Written instruction:
Extract each line of the data below exactly as written.

-*-

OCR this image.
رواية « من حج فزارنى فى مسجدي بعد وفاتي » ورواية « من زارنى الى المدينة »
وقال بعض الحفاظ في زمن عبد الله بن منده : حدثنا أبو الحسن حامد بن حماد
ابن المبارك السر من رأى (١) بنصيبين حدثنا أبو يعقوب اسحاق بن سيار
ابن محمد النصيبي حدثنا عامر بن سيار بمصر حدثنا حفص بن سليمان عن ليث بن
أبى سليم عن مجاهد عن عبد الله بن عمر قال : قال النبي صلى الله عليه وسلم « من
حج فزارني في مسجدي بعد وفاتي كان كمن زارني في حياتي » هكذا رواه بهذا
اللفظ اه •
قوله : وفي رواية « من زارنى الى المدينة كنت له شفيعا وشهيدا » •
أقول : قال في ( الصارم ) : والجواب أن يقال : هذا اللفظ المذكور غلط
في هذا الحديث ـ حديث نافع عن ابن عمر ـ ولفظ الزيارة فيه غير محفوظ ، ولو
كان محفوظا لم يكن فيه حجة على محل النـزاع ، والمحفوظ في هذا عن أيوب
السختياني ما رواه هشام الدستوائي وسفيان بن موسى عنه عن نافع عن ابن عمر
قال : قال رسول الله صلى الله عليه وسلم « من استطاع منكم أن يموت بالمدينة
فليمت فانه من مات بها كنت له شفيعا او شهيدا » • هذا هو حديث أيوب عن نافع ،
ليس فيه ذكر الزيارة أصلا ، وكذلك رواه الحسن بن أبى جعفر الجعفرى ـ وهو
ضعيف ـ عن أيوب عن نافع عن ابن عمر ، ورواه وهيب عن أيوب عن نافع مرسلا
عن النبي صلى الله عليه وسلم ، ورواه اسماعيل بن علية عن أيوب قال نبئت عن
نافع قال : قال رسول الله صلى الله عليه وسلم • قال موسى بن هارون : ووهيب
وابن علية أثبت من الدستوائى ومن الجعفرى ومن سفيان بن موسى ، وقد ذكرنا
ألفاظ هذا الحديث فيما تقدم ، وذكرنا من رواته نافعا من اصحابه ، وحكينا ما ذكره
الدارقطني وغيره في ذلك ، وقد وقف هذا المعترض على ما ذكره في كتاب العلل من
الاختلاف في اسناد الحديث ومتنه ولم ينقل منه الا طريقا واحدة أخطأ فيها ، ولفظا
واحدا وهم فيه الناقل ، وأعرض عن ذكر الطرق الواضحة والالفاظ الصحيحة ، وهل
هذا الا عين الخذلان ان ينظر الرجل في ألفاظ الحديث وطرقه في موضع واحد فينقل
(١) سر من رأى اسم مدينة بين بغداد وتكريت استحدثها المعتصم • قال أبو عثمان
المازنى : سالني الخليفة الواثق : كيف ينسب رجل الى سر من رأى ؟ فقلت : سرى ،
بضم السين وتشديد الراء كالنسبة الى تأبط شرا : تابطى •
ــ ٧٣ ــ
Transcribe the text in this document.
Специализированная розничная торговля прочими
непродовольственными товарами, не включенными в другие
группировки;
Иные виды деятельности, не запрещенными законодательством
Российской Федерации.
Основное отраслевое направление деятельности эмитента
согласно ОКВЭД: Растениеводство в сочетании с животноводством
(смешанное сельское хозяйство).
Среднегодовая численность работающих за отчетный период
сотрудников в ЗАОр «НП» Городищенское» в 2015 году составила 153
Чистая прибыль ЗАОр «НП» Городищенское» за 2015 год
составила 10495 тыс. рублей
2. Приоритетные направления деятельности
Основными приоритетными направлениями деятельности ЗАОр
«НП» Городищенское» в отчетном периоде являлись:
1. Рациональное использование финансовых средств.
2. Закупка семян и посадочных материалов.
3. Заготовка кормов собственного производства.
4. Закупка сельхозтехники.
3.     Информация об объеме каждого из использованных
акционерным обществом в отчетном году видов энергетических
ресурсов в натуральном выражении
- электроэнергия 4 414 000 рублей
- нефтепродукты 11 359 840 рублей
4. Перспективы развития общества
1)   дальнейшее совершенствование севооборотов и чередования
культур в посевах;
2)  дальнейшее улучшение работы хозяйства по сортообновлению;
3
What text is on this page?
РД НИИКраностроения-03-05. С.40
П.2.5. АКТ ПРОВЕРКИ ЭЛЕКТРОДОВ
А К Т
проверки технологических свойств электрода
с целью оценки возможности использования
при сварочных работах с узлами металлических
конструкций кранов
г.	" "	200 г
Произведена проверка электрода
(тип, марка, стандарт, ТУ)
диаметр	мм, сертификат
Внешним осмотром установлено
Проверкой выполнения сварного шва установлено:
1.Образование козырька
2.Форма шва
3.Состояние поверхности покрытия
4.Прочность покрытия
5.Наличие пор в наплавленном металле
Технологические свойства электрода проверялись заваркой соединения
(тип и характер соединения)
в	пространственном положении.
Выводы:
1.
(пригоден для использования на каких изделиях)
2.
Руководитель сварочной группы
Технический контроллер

-*-

Answer to this task:
OCR this image.
رواية « من حج فزارنى فى مسجدي بعد وفاتي » ورواية « من زارنى الى المدينة »
وقال بعض الحفاظ في زمن عبد الله بن منده : حدثنا أبو الحسن حامد بن حماد
ابن المبارك السر من رأى (١) بنصيبين حدثنا أبو يعقوب اسحاق بن سيار
ابن محمد النصيبي حدثنا عامر بن سيار بمصر حدثنا حفص بن سليمان عن ليث بن
أبى سليم عن مجاهد عن عبد الله بن عمر قال : قال النبي صلى الله عليه وسلم « من
حج فزارني في مسجدي بعد وفاتي كان كمن زارني في حياتي » هكذا رواه بهذا
اللفظ اه •
قوله : وفي رواية « من زارنى الى المدينة كنت له شفيعا وشهيدا » •
أقول : قال في ( الصارم ) : والجواب أن يقال : هذا اللفظ المذكور غلط
في هذا الحديث ـ حديث نافع عن ابن عمر ـ ولفظ الزيارة فيه غير محفوظ ، ولو
كان محفوظا لم يكن فيه حجة على محل النـزاع ، والمحفوظ في هذا عن أيوب
السختياني ما رواه هشام الدستوائي وسفيان بن موسى عنه عن نافع عن ابن عمر
قال : قال رسول الله صلى الله عليه وسلم « من استطاع منكم أن يموت بالمدينة
فليمت فانه من مات بها كنت له شفيعا او شهيدا » • هذا هو حديث أيوب عن نافع ،
ليس فيه ذكر الزيارة أصلا ، وكذلك رواه الحسن بن أبى جعفر الجعفرى ـ وهو
ضعيف ـ عن أيوب عن نافع عن ابن عمر ، ورواه وهيب عن أيوب عن نافع مرسلا
عن النبي صلى الله عليه وسلم ، ورواه اسماعيل بن علية عن أيوب قال نبئت عن
نافع قال : قال رسول الله صلى الله عليه وسلم • قال موسى بن هارون : ووهيب
وابن علية أثبت من الدستوائى ومن الجعفرى ومن سفيان بن موسى ، وقد ذكرنا
ألفاظ هذا الحديث فيما تقدم ، وذكرنا من رواته نافعا من اصحابه ، وحكينا ما ذكره
الدارقطني وغيره في ذلك ، وقد وقف هذا المعترض على ما ذكره في كتاب العلل من
الاختلاف في اسناد الحديث ومتنه ولم ينقل منه الا طريقا واحدة أخطأ فيها ، ولفظا
واحدا وهم فيه الناقل ، وأعرض عن ذكر الطرق الواضحة والالفاظ الصحيحة ، وهل
هذا الا عين الخذلان ان ينظر الرجل في ألفاظ الحديث وطرقه في موضع واحد فينقل
(١) سر من رأى اسم مدينة بين بغداد وتكريت استحدثها المعتصم • قال أبو عثمان
المازنى : سالني الخليفة الواثق : كيف ينسب رجل الى سر من رأى ؟ فقلت : سرى ،
بضم السين وتشديد الراء كالنسبة الى تأبط شرا : تابطى •
ــ ٧٣ ــ
Transcribe the text in this document.
Специализированная розничная торговля прочими
непродовольственными товарами, не включенными в другие
группировки;
Иные виды деятельности, не запрещенными законодательством
Российской Федерации.
Основное отраслевое направление деятельности эмитента
согласно ОКВЭД: Растениеводство в сочетании с животноводством
(смешанное сельское хозяйство).
Среднегодовая численность работающих за отчетный период
сотрудников в ЗАОр «НП» Городищенское» в 2015 году составила 153
Чистая прибыль ЗАОр «НП» Городищенское» за 2015 год
составила 10495 тыс. рублей
2. Приоритетные направления деятельности
Основными приоритетными направлениями деятельности ЗАОр
«НП» Городищенское» в отчетном периоде являлись:
1. Рациональное использование финансовых средств.
2. Закупка семян и посадочных материалов.
3. Заготовка кормов собственного производства.
4. Закупка сельхозтехники.
3.     Информация об объеме каждого из использованных
акционерным обществом в отчетном году видов энергетических
ресурсов в натуральном выражении
- электроэнергия 4 414 000 рублей
- нефтепродукты 11 359 840 рублей
4. Перспективы развития общества
1)   дальнейшее совершенствование севооборотов и чередования
культур в посевах;
2)  дальнейшее улучшение работы хозяйства по сортообновлению;
3
What text is on this page?
РД НИИКраностроения-03-05. С.40
П.2.5. АКТ ПРОВЕРКИ ЭЛЕКТРОДОВ
А К Т
проверки технологических свойств электрода
с целью оценки возможности использования
при сварочных работах с узлами металлических
конструкций кранов
г.	" "	200 г
Произведена проверка электрода
(тип, марка, стандарт, ТУ)
диаметр	мм, сертификат
Внешним осмотром установлено
Проверкой выполнения сварного шва установлено:
1.Образование козырька
2.Форма шва
3.Состояние поверхности покрытия
4.Прочность покрытия
5.Наличие пор в наплавленном металле
Технологические свойства электрода проверялись заваркой соединения
(тип и характер соединения)
в	пространственном положении.
Выводы:
1.
(пригоден для использования на каких изделиях)
2.
Руководитель сварочной группы
Технический контроллер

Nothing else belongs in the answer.